BRIEF → Copy out all the data, word for word.
----------------------------------------
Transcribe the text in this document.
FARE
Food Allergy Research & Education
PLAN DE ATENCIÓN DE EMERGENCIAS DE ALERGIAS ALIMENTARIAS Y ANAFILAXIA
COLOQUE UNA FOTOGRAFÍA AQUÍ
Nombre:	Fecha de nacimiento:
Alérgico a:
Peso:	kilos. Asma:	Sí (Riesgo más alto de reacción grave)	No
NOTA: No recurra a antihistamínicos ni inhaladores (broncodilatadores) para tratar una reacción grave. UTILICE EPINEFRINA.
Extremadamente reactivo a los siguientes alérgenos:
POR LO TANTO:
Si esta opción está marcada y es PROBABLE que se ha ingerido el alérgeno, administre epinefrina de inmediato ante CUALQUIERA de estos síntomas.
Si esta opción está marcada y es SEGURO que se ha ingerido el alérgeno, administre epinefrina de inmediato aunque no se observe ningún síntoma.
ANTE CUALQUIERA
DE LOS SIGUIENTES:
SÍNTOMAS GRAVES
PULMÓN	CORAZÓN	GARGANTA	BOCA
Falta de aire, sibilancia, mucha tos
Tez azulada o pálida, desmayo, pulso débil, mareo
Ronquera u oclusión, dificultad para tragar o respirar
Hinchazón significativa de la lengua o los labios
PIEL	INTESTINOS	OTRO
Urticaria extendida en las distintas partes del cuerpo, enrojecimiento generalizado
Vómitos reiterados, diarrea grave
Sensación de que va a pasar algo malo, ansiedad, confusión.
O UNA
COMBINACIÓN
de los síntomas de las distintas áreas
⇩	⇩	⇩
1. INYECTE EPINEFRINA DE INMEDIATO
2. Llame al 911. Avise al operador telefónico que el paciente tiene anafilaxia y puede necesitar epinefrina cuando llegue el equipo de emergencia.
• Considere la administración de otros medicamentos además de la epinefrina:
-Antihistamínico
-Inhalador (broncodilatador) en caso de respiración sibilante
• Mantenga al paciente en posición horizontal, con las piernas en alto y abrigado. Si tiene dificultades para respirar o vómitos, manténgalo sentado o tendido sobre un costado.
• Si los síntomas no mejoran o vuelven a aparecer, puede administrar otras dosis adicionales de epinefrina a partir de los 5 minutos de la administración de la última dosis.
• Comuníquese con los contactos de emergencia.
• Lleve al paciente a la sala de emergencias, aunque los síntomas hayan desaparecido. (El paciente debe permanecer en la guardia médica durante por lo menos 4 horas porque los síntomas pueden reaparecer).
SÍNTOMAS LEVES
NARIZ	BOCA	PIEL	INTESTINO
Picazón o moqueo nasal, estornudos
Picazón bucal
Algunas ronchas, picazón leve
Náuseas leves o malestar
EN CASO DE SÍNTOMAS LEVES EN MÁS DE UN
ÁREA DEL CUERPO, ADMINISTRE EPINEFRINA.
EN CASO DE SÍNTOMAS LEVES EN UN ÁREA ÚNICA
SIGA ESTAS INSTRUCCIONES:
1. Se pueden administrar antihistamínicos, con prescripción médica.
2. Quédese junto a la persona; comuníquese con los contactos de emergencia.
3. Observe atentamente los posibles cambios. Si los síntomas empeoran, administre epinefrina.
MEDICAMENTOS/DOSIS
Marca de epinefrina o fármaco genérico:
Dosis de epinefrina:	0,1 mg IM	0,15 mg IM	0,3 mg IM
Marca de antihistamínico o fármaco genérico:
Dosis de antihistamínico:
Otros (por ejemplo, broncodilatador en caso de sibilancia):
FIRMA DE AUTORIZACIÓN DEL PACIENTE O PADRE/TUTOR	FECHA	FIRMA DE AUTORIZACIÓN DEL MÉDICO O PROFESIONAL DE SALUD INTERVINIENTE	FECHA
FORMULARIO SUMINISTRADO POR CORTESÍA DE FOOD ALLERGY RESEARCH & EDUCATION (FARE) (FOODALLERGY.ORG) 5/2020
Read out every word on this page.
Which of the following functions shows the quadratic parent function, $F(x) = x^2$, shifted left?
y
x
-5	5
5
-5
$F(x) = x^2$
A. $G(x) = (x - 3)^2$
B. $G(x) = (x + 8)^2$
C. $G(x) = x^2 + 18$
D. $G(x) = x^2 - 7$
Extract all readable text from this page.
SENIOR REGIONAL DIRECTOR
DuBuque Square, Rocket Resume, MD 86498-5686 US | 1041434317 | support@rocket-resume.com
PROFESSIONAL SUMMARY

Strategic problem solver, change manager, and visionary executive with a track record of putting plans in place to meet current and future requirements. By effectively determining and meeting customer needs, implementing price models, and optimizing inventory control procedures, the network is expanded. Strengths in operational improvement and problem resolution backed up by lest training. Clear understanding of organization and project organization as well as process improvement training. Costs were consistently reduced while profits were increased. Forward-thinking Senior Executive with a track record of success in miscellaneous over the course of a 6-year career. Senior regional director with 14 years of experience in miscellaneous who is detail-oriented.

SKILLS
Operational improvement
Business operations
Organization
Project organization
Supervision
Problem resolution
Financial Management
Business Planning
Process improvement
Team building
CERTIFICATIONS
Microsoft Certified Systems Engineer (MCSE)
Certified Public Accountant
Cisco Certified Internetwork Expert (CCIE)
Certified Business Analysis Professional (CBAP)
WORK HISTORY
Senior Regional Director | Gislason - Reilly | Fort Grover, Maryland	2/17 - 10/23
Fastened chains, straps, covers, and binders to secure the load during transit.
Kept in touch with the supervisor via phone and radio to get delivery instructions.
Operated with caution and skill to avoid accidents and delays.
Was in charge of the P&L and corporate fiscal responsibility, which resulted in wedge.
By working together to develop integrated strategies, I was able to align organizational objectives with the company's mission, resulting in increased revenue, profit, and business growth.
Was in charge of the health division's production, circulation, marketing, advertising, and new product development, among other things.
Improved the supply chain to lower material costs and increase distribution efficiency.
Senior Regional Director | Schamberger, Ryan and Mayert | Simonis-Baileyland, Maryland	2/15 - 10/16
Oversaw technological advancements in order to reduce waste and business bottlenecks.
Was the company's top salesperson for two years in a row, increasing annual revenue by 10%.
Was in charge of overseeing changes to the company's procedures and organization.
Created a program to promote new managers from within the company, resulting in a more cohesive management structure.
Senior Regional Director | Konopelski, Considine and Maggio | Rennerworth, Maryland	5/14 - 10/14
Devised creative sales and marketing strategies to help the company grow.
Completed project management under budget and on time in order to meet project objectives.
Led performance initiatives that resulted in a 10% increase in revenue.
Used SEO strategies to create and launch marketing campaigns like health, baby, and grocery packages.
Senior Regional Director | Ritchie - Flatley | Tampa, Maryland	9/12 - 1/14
----------------------------------------
ANSWER TO THE TASK →
Transcribe the text in this document.
FARE
Food Allergy Research & Education
PLAN DE ATENCIÓN DE EMERGENCIAS DE ALERGIAS ALIMENTARIAS Y ANAFILAXIA
COLOQUE UNA FOTOGRAFÍA AQUÍ
Nombre:	Fecha de nacimiento:
Alérgico a:
Peso:	kilos. Asma:	Sí (Riesgo más alto de reacción grave)	No
NOTA: No recurra a antihistamínicos ni inhaladores (broncodilatadores) para tratar una reacción grave. UTILICE EPINEFRINA.
Extremadamente reactivo a los siguientes alérgenos:
POR LO TANTO:
Si esta opción está marcada y es PROBABLE que se ha ingerido el alérgeno, administre epinefrina de inmediato ante CUALQUIERA de estos síntomas.
Si esta opción está marcada y es SEGURO que se ha ingerido el alérgeno, administre epinefrina de inmediato aunque no se observe ningún síntoma.
ANTE CUALQUIERA
DE LOS SIGUIENTES:
SÍNTOMAS GRAVES
PULMÓN	CORAZÓN	GARGANTA	BOCA
Falta de aire, sibilancia, mucha tos
Tez azulada o pálida, desmayo, pulso débil, mareo
Ronquera u oclusión, dificultad para tragar o respirar
Hinchazón significativa de la lengua o los labios
PIEL	INTESTINOS	OTRO
Urticaria extendida en las distintas partes del cuerpo, enrojecimiento generalizado
Vómitos reiterados, diarrea grave
Sensación de que va a pasar algo malo, ansiedad, confusión.
O UNA
COMBINACIÓN
de los síntomas de las distintas áreas
⇩	⇩	⇩
1. INYECTE EPINEFRINA DE INMEDIATO
2. Llame al 911. Avise al operador telefónico que el paciente tiene anafilaxia y puede necesitar epinefrina cuando llegue el equipo de emergencia.
• Considere la administración de otros medicamentos además de la epinefrina:
-Antihistamínico
-Inhalador (broncodilatador) en caso de respiración sibilante
• Mantenga al paciente en posición horizontal, con las piernas en alto y abrigado. Si tiene dificultades para respirar o vómitos, manténgalo sentado o tendido sobre un costado.
• Si los síntomas no mejoran o vuelven a aparecer, puede administrar otras dosis adicionales de epinefrina a partir de los 5 minutos de la administración de la última dosis.
• Comuníquese con los contactos de emergencia.
• Lleve al paciente a la sala de emergencias, aunque los síntomas hayan desaparecido. (El paciente debe permanecer en la guardia médica durante por lo menos 4 horas porque los síntomas pueden reaparecer).
SÍNTOMAS LEVES
NARIZ	BOCA	PIEL	INTESTINO
Picazón o moqueo nasal, estornudos
Picazón bucal
Algunas ronchas, picazón leve
Náuseas leves o malestar
EN CASO DE SÍNTOMAS LEVES EN MÁS DE UN
ÁREA DEL CUERPO, ADMINISTRE EPINEFRINA.
EN CASO DE SÍNTOMAS LEVES EN UN ÁREA ÚNICA
SIGA ESTAS INSTRUCCIONES:
1. Se pueden administrar antihistamínicos, con prescripción médica.
2. Quédese junto a la persona; comuníquese con los contactos de emergencia.
3. Observe atentamente los posibles cambios. Si los síntomas empeoran, administre epinefrina.
MEDICAMENTOS/DOSIS
Marca de epinefrina o fármaco genérico:
Dosis de epinefrina:	0,1 mg IM	0,15 mg IM	0,3 mg IM
Marca de antihistamínico o fármaco genérico:
Dosis de antihistamínico:
Otros (por ejemplo, broncodilatador en caso de sibilancia):
FIRMA DE AUTORIZACIÓN DEL PACIENTE O PADRE/TUTOR	FECHA	FIRMA DE AUTORIZACIÓN DEL MÉDICO O PROFESIONAL DE SALUD INTERVINIENTE	FECHA
FORMULARIO SUMINISTRADO POR CORTESÍA DE FOOD ALLERGY RESEARCH & EDUCATION (FARE) (FOODALLERGY.ORG) 5/2020
Read out every word on this page.
Which of the following functions shows the quadratic parent function, $F(x) = x^2$, shifted left?
y
x
-5	5
5
-5
$F(x) = x^2$
A. $G(x) = (x - 3)^2$
B. $G(x) = (x + 8)^2$
C. $G(x) = x^2 + 18$
D. $G(x) = x^2 - 7$
Extract all readable text from this page.
SENIOR REGIONAL DIRECTOR
DuBuque Square, Rocket Resume, MD 86498-5686 US | 1041434317 | support@rocket-resume.com
PROFESSIONAL SUMMARY

Strategic problem solver, change manager, and visionary executive with a track record of putting plans in place to meet current and future requirements. By effectively determining and meeting customer needs, implementing price models, and optimizing inventory control procedures, the network is expanded. Strengths in operational improvement and problem resolution backed up by lest training. Clear understanding of organization and project organization as well as process improvement training. Costs were consistently reduced while profits were increased. Forward-thinking Senior Executive with a track record of success in miscellaneous over the course of a 6-year career. Senior regional director with 14 years of experience in miscellaneous who is detail-oriented.

SKILLS
Operational improvement
Business operations
Organization
Project organization
Supervision
Problem resolution
Financial Management
Business Planning
Process improvement
Team building
CERTIFICATIONS
Microsoft Certified Systems Engineer (MCSE)
Certified Public Accountant
Cisco Certified Internetwork Expert (CCIE)
Certified Business Analysis Professional (CBAP)
WORK HISTORY
Senior Regional Director | Gislason - Reilly | Fort Grover, Maryland	2/17 - 10/23
Fastened chains, straps, covers, and binders to secure the load during transit.
Kept in touch with the supervisor via phone and radio to get delivery instructions.
Operated with caution and skill to avoid accidents and delays.
Was in charge of the P&L and corporate fiscal responsibility, which resulted in wedge.
By working together to develop integrated strategies, I was able to align organizational objectives with the company's mission, resulting in increased revenue, profit, and business growth.
Was in charge of the health division's production, circulation, marketing, advertising, and new product development, among other things.
Improved the supply chain to lower material costs and increase distribution efficiency.
Senior Regional Director | Schamberger, Ryan and Mayert | Simonis-Baileyland, Maryland	2/15 - 10/16
Oversaw technological advancements in order to reduce waste and business bottlenecks.
Was the company's top salesperson for two years in a row, increasing annual revenue by 10%.
Was in charge of overseeing changes to the company's procedures and organization.
Created a program to promote new managers from within the company, resulting in a more cohesive management structure.
Senior Regional Director | Konopelski, Considine and Maggio | Rennerworth, Maryland	5/14 - 10/14
Devised creative sales and marketing strategies to help the company grow.
Completed project management under budget and on time in order to meet project objectives.
Led performance initiatives that resulted in a 10% increase in revenue.
Used SEO strategies to create and launch marketing campaigns like health, baby, and grocery packages.
Senior Regional Director | Ritchie - Flatley | Tampa, Maryland	9/12 - 1/14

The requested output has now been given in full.